**EXERCISE TASK**
In the records below, find the line containing "Convert this document image to plain text.", then copy that line and all lines after it, exactly, omitting every picture.
--- DATA ROWS ---
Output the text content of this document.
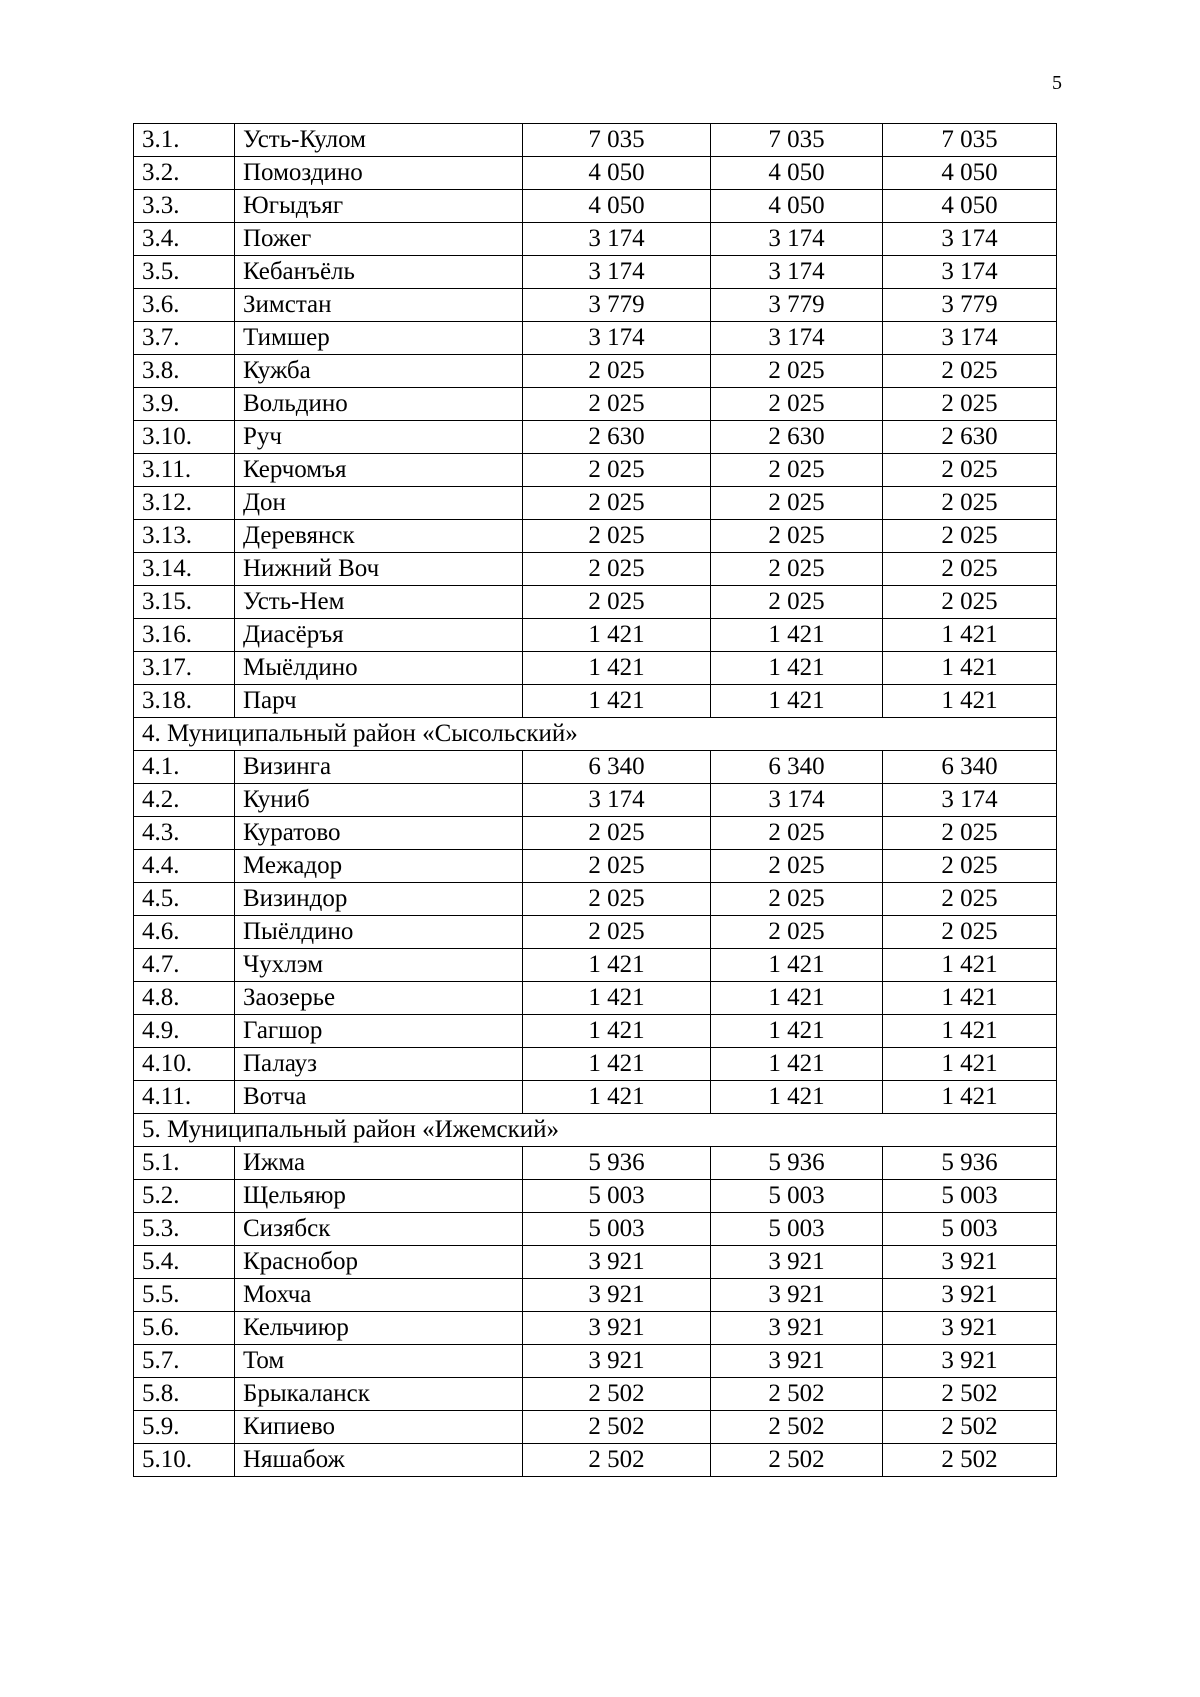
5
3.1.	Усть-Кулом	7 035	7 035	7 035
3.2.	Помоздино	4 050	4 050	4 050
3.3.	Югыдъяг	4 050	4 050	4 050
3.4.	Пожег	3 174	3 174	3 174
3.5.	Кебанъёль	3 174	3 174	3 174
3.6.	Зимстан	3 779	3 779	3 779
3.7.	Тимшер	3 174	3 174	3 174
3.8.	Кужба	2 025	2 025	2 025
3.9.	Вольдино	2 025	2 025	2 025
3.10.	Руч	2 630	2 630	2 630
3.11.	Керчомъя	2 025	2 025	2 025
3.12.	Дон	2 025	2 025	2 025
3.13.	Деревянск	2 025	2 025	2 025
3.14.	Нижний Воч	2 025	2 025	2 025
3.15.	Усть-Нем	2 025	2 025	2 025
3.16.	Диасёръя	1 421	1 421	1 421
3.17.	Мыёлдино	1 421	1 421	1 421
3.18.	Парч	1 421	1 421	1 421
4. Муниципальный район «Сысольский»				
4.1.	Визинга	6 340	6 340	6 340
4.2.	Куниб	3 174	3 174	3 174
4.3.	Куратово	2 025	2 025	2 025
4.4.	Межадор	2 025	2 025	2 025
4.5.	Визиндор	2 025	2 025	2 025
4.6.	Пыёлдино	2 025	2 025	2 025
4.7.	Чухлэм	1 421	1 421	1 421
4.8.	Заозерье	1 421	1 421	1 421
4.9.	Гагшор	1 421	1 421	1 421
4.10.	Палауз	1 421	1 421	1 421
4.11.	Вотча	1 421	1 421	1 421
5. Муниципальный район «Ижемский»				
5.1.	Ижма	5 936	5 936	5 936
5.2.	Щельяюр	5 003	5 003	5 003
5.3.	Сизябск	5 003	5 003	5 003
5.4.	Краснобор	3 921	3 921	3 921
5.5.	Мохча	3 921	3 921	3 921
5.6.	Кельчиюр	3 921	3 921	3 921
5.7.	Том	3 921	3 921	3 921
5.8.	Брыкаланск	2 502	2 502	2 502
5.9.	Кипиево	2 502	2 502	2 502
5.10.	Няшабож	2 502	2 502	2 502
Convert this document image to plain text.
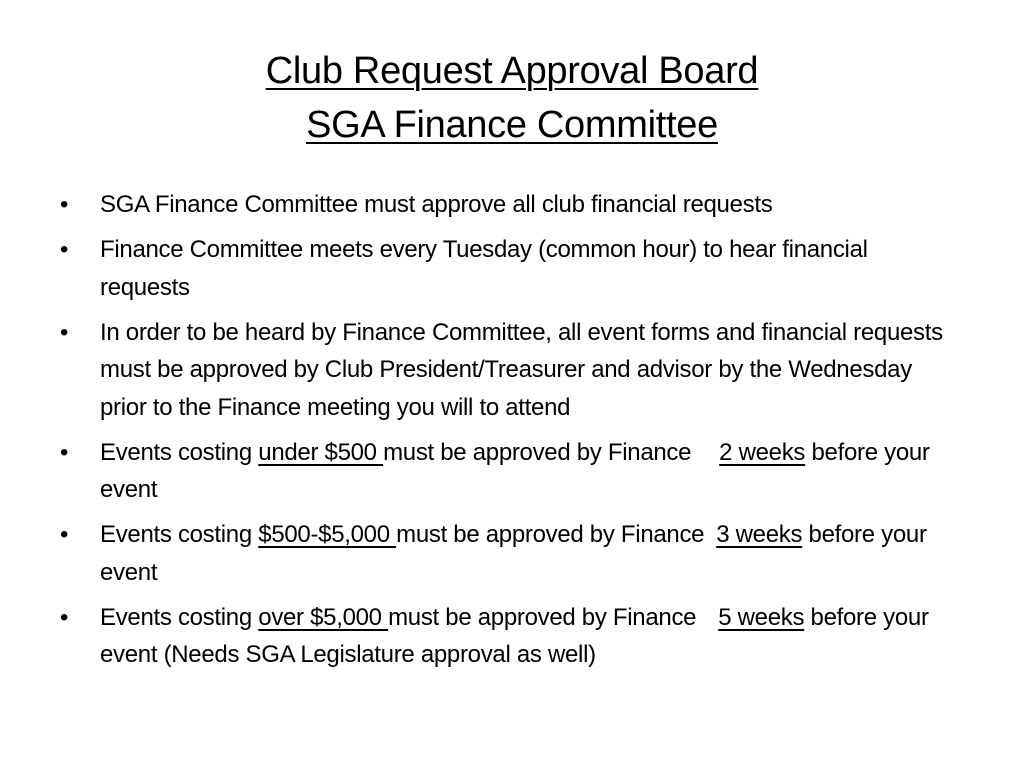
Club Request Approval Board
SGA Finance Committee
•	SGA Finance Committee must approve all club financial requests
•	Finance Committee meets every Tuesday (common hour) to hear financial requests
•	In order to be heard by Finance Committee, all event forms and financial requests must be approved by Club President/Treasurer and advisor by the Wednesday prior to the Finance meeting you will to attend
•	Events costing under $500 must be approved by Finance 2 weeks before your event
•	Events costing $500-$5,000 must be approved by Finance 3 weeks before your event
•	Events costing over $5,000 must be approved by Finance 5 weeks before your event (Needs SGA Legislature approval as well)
---
**THE OUTPUT**
Convert this document image to plain text.
Club Request Approval Board
SGA Finance Committee
•	SGA Finance Committee must approve all club financial requests
•	Finance Committee meets every Tuesday (common hour) to hear financial requests
•	In order to be heard by Finance Committee, all event forms and financial requests must be approved by Club President/Treasurer and advisor by the Wednesday prior to the Finance meeting you will to attend
•	Events costing under $500 must be approved by Finance 2 weeks before your event
•	Events costing $500-$5,000 must be approved by Finance 3 weeks before your event
•	Events costing over $5,000 must be approved by Finance 5 weeks before your event (Needs SGA Legislature approval as well)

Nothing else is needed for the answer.